## TEXTE FOURNI
== == ==
Lemon Jelly “Lost Horizons”

Lemon Jelly “Lost Horizons”

Cet album est une aventure sonore imprévisible, où chaque morceau mêle collages ludiques, mélodies entêtantes et excentricité britannique. Une musique soignée qui surprend à chaque instant.

“Lost Horizons” a la simplicité des oeuvres enfantines : colorées, sans prise de tête, pas encombrées de références pesantes, sans posture artistique convenue. Si l’on osait, on les comparerait aux australiens de The Avalanches, mais version “so british”, c’est à dire des gens bien élévés qui produisent une musique foutraque, mais propre sur elle. Même si “Lost horizons” présente bien, le duo Lemon Jelly, Fred Deakin le graphiste (qui signe le design du groupe) et son ami d’enfance Nick Franglen, le paysagiste, aiment qu’il y ait dans leur musique “idée de suprise permanente.” “L’auditeur ne sait jamais ce qui va se passer dans le suite de nos morceaux” déclarent-ils.

Et en effet, ces deux anglais qui signent leur premier album (les maxis avaient créé une attente) en tout point surprenant : le premier morceau (“Elements”) commence par les mots “ash, metal, water, wood” et finit avec de la cornemuse (instrument un peu terroir). Le deuxième (“Spacewalk”) contient des extraits de ce qui ressemble à des conversations entre des cosmonautes et leur base. Pourtant, c’est un album terrien : tous les éléments sonores sont identifiables. Leur agencement l’est parfois moins. C’est que tout est très travaillé… Néanmoins, si tout est travaillé, et bien travaillé, chez Lemon Jelly, les rythmes déboulent on ne sait quand, des mélodies évoquent les boites à musiques aux sonorités entêtantes de notre enfance, une flûte traversière rend un morceau sombre un peu plus guilleret (“Ramblin man”). C’est travaillé, mais ça part dans tous les sens. “Return to Patagonia” évoque de la jungle teintée de jazz (à cause du sax et du piano), une jungle qui aurait raidi sous l’effet du froid, et qui vire “choeurs de l’Armée Rouge” au bout de sept minutes. Pas banal.
== == ==
## MATÉRIEL FOURNI
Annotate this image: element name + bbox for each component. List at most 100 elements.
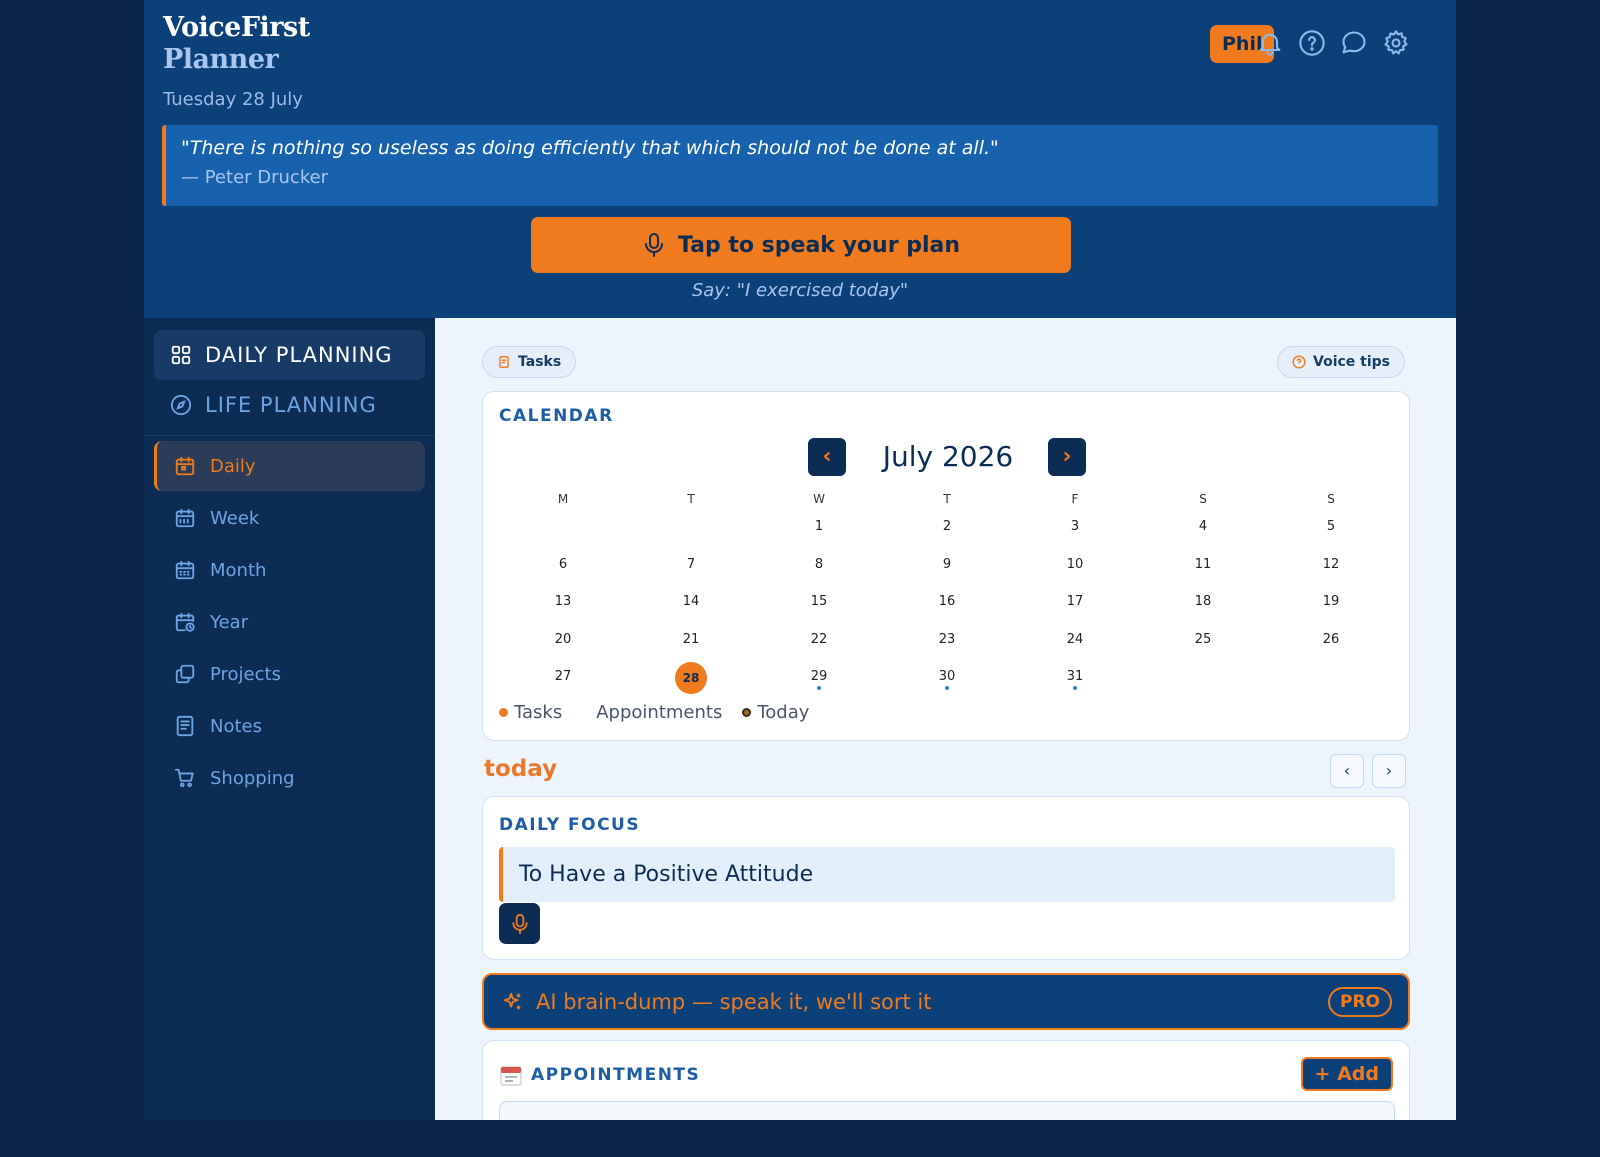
== == ==
Pour chaque affirmation, indiquez par oui ou par non si elle concorde avec la critique de l'album « Lost Horizons », puis citez mot pour mot les termes du texte qui tranchent. 1. Le premier morceau de l'album se termine par de la cornemuse. 2. Au sein du duo, Fred Deakin est le paysagiste. 3. « Return to Patagonia » change de registre au bout de trois minutes. Répondez en vous fondant uniquement sur le texte fourni.

1. Oui : « finit avec de la cornemuse ».
2. Non : « Fred Deakin le graphiste ».
3. Non : « au bout de sept minutes ».